> Request
Extract the entries in their exact form.

> Information supplied
[Start]

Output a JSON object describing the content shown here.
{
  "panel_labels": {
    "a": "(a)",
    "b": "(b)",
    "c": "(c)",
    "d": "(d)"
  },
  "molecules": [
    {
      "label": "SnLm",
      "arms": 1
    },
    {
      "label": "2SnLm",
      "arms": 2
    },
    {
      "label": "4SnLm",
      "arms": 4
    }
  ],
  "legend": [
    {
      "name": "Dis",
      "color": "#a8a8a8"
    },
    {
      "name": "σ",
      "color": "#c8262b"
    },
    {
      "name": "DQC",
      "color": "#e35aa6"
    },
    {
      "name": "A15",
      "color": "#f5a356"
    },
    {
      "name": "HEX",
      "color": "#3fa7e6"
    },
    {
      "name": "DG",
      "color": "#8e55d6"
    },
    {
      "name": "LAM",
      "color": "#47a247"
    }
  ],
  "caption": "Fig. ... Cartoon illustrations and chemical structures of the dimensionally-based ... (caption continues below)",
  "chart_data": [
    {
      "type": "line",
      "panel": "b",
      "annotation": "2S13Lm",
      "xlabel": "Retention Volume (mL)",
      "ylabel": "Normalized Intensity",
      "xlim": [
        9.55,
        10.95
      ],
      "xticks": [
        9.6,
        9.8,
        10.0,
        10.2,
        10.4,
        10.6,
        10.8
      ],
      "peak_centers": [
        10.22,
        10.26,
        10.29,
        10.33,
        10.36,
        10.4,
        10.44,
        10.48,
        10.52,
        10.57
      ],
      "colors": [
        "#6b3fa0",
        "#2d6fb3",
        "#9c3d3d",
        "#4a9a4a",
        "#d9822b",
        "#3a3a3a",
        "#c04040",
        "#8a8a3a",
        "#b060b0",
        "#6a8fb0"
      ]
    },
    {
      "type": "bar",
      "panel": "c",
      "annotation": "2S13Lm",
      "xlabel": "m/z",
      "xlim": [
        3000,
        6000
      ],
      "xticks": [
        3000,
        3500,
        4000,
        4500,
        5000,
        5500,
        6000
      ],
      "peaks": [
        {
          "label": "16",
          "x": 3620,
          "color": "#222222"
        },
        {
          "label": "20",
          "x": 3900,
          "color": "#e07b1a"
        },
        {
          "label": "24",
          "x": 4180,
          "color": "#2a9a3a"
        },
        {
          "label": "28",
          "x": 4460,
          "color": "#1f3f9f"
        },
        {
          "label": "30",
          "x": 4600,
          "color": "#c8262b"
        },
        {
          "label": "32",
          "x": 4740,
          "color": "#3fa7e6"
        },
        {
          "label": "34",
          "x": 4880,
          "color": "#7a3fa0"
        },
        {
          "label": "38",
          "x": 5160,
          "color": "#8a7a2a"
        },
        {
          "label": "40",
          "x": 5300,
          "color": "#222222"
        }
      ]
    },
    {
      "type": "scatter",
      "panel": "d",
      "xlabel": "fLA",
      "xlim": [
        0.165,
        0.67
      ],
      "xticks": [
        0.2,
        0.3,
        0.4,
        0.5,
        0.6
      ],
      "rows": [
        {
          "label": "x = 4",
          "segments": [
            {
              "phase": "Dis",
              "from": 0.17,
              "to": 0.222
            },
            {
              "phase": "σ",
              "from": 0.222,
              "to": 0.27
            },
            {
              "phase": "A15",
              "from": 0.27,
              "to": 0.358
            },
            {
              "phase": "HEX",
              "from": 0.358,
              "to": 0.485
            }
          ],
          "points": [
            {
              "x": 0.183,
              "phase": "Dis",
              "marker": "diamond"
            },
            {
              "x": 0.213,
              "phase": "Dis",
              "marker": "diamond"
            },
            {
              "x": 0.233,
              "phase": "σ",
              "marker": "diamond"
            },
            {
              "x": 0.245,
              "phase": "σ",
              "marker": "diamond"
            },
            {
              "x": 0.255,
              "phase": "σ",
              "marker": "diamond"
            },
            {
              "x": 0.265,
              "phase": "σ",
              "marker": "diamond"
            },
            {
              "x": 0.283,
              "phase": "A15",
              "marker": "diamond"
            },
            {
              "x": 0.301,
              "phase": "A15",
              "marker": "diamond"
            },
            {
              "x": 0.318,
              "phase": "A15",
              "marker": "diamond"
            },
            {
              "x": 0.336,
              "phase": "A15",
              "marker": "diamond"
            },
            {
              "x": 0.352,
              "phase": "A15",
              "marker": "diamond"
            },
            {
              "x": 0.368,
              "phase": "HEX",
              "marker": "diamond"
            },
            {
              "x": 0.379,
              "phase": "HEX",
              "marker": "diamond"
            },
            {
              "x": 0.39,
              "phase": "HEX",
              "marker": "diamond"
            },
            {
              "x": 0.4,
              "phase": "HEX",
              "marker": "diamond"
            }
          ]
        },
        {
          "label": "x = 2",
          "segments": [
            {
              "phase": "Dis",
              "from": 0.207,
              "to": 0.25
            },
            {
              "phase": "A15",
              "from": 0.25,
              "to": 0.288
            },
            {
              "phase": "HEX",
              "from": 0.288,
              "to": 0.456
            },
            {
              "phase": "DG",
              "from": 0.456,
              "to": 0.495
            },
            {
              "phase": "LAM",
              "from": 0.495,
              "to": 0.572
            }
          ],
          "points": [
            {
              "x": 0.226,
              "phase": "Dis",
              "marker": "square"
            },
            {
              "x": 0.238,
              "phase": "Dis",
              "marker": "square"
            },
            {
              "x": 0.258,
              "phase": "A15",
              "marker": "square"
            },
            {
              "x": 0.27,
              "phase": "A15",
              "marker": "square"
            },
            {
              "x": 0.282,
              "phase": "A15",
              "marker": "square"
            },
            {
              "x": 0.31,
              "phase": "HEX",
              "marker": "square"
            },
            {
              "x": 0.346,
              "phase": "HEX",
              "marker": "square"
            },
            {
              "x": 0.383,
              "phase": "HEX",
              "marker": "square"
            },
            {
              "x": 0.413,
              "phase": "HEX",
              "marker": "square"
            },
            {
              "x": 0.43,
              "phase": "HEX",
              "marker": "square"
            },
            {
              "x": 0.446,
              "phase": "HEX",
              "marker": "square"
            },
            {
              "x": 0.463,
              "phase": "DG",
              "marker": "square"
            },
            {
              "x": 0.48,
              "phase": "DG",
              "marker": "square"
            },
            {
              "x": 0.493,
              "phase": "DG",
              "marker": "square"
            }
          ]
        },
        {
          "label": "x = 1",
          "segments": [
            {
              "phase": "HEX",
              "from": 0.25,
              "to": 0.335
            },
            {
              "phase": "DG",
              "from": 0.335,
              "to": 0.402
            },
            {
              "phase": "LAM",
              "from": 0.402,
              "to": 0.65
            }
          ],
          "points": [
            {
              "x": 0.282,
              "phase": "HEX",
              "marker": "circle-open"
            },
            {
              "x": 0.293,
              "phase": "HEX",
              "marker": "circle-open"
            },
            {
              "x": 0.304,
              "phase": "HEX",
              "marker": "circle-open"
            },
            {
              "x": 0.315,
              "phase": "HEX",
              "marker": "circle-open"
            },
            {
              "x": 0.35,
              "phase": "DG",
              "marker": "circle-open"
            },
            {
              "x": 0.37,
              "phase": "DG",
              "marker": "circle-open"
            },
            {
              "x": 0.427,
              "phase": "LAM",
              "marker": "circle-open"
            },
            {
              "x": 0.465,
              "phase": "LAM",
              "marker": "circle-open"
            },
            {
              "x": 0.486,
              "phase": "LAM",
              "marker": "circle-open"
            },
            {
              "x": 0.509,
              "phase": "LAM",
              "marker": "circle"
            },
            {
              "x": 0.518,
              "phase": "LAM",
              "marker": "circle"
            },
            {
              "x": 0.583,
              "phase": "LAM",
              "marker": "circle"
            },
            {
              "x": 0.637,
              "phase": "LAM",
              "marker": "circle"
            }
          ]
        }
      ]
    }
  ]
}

[End]

> Written response
Output a JSON object describing the content shown here.
{
  "panel_labels": {
    "a": "(a)",
    "b": "(b)",
    "c": "(c)",
    "d": "(d)"
  },
  "molecules": [
    {
      "label": "SnLm",
      "arms": 1
    },
    {
      "label": "2SnLm",
      "arms": 2
    },
    {
      "label": "4SnLm",
      "arms": 4
    }
  ],
  "legend": [
    {
      "name": "Dis",
      "color": "#a8a8a8"
    },
    {
      "name": "σ",
      "color": "#c8262b"
    },
    {
      "name": "DQC",
      "color": "#e35aa6"
    },
    {
      "name": "A15",
      "color": "#f5a356"
    },
    {
      "name": "HEX",
      "color": "#3fa7e6"
    },
    {
      "name": "DG",
      "color": "#8e55d6"
    },
    {
      "name": "LAM",
      "color": "#47a247"
    }
  ],
  "caption": "Fig. ... Cartoon illustrations and chemical structures of the dimensionally-based ... (caption continues below)",
  "chart_data": [
    {
      "type": "line",
      "panel": "b",
      "annotation": "2S13Lm",
      "xlabel": "Retention Volume (mL)",
      "ylabel": "Normalized Intensity",
      "xlim": [
        9.55,
        10.95
      ],
      "xticks": [
        9.6,
        9.8,
        10.0,
        10.2,
        10.4,
        10.6,
        10.8
      ],
      "peak_centers": [
        10.22,
        10.26,
        10.29,
        10.33,
        10.36,
        10.4,
        10.44,
        10.48,
        10.52,
        10.57
      ],
      "colors": [
        "#6b3fa0",
        "#2d6fb3",
        "#9c3d3d",
        "#4a9a4a",
        "#d9822b",
        "#3a3a3a",
        "#c04040",
        "#8a8a3a",
        "#b060b0",
        "#6a8fb0"
      ]
    },
    {
      "type": "bar",
      "panel": "c",
      "annotation": "2S13Lm",
      "xlabel": "m/z",
      "xlim": [
        3000,
        6000
      ],
      "xticks": [
        3000,
        3500,
        4000,
        4500,
        5000,
        5500,
        6000
      ],
      "peaks": [
        {
          "label": "16",
          "x": 3620,
          "color": "#222222"
        },
        {
          "label": "20",
          "x": 3900,
          "color": "#e07b1a"
        },
        {
          "label": "24",
          "x": 4180,
          "color": "#2a9a3a"
        },
        {
          "label": "28",
          "x": 4460,
          "color": "#1f3f9f"
        },
        {
          "label": "30",
          "x": 4600,
          "color": "#c8262b"
        },
        {
          "label": "32",
          "x": 4740,
          "color": "#3fa7e6"
        },
        {
          "label": "34",
          "x": 4880,
          "color": "#7a3fa0"
        },
        {
          "label": "38",
          "x": 5160,
          "color": "#8a7a2a"
        },
        {
          "label": "40",
          "x": 5300,
          "color": "#222222"
        }
      ]
    },
    {
      "type": "scatter",
      "panel": "d",
      "xlabel": "fLA",
      "xlim": [
        0.165,
        0.67
      ],
      "xticks": [
        0.2,
        0.3,
        0.4,
        0.5,
        0.6
      ],
      "rows": [
        {
          "label": "x = 4",
          "segments": [
            {
              "phase": "Dis",
              "from": 0.17,
              "to": 0.222
            },
            {
              "phase": "σ",
              "from": 0.222,
              "to": 0.27
            },
            {
              "phase": "A15",
              "from": 0.27,
              "to": 0.358
            },
            {
              "phase": "HEX",
              "from": 0.358,
              "to": 0.485
            }
          ],
          "points": [
            {
              "x": 0.183,
              "phase": "Dis",
              "marker": "diamond"
            },
            {
              "x": 0.213,
              "phase": "Dis",
              "marker": "diamond"
            },
            {
              "x": 0.233,
              "phase": "σ",
              "marker": "diamond"
            },
            {
              "x": 0.245,
              "phase": "σ",
              "marker": "diamond"
            },
            {
              "x": 0.255,
              "phase": "σ",
              "marker": "diamond"
            },
            {
              "x": 0.265,
              "phase": "σ",
              "marker": "diamond"
            },
            {
              "x": 0.283,
              "phase": "A15",
              "marker": "diamond"
            },
            {
              "x": 0.301,
              "phase": "A15",
              "marker": "diamond"
            },
            {
              "x": 0.318,
              "phase": "A15",
              "marker": "diamond"
            },
            {
              "x": 0.336,
              "phase": "A15",
              "marker": "diamond"
            },
            {
              "x": 0.352,
              "phase": "A15",
              "marker": "diamond"
            },
            {
              "x": 0.368,
              "phase": "HEX",
              "marker": "diamond"
            },
            {
              "x": 0.379,
              "phase": "HEX",
              "marker": "diamond"
            },
            {
              "x": 0.39,
              "phase": "HEX",
              "marker": "diamond"
            },
            {
              "x": 0.4,
              "phase": "HEX",
              "marker": "diamond"
            }
          ]
        },
        {
          "label": "x = 2",
          "segments": [
            {
              "phase": "Dis",
              "from": 0.207,
              "to": 0.25
            },
            {
              "phase": "A15",
              "from": 0.25,
              "to": 0.288
            },
            {
              "phase": "HEX",
              "from": 0.288,
              "to": 0.456
            },
            {
              "phase": "DG",
              "from": 0.456,
              "to": 0.495
            },
            {
              "phase": "LAM",
              "from": 0.495,
              "to": 0.572
            }
          ],
          "points": [
            {
              "x": 0.226,
              "phase": "Dis",
              "marker": "square"
            },
            {
              "x": 0.238,
              "phase": "Dis",
              "marker": "square"
            },
            {
              "x": 0.258,
              "phase": "A15",
              "marker": "square"
            },
            {
              "x": 0.27,
              "phase": "A15",
              "marker": "square"
            },
            {
              "x": 0.282,
              "phase": "A15",
              "marker": "square"
            },
            {
              "x": 0.31,
              "phase": "HEX",
              "marker": "square"
            },
            {
              "x": 0.346,
              "phase": "HEX",
              "marker": "square"
            },
            {
              "x": 0.383,
              "phase": "HEX",
              "marker": "square"
            },
            {
              "x": 0.413,
              "phase": "HEX",
              "marker": "square"
            },
            {
              "x": 0.43,
              "phase": "HEX",
              "marker": "square"
            },
            {
              "x": 0.446,
              "phase": "HEX",
              "marker": "square"
            },
            {
              "x": 0.463,
              "phase": "DG",
              "marker": "square"
            },
            {
              "x": 0.48,
              "phase": "DG",
              "marker": "square"
            },
            {
              "x": 0.493,
              "phase": "DG",
              "marker": "square"
            }
          ]
        },
        {
          "label": "x = 1",
          "segments": [
            {
              "phase": "HEX",
              "from": 0.25,
              "to": 0.335
            },
            {
              "phase": "DG",
              "from": 0.335,
              "to": 0.402
            },
            {
              "phase": "LAM",
              "from": 0.402,
              "to": 0.65
            }
          ],
          "points": [
            {
              "x": 0.282,
              "phase": "HEX",
              "marker": "circle-open"
            },
            {
              "x": 0.293,
              "phase": "HEX",
              "marker": "circle-open"
            },
            {
              "x": 0.304,
              "phase": "HEX",
              "marker": "circle-open"
            },
            {
              "x": 0.315,
              "phase": "HEX",
              "marker": "circle-open"
            },
            {
              "x": 0.35,
              "phase": "DG",
              "marker": "circle-open"
            },
            {
              "x": 0.37,
              "phase": "DG",
              "marker": "circle-open"
            },
            {
              "x": 0.427,
              "phase": "LAM",
              "marker": "circle-open"
            },
            {
              "x": 0.465,
              "phase": "LAM",
              "marker": "circle-open"
            },
            {
              "x": 0.486,
              "phase": "LAM",
              "marker": "circle-open"
            },
            {
              "x": 0.509,
              "phase": "LAM",
              "marker": "circle"
            },
            {
              "x": 0.518,
              "phase": "LAM",
              "marker": "circle"
            },
            {
              "x": 0.583,
              "phase": "LAM",
              "marker": "circle"
            },
            {
              "x": 0.637,
              "phase": "LAM",
              "marker": "circle"
            }
          ]
        }
      ]
    }
  ]
}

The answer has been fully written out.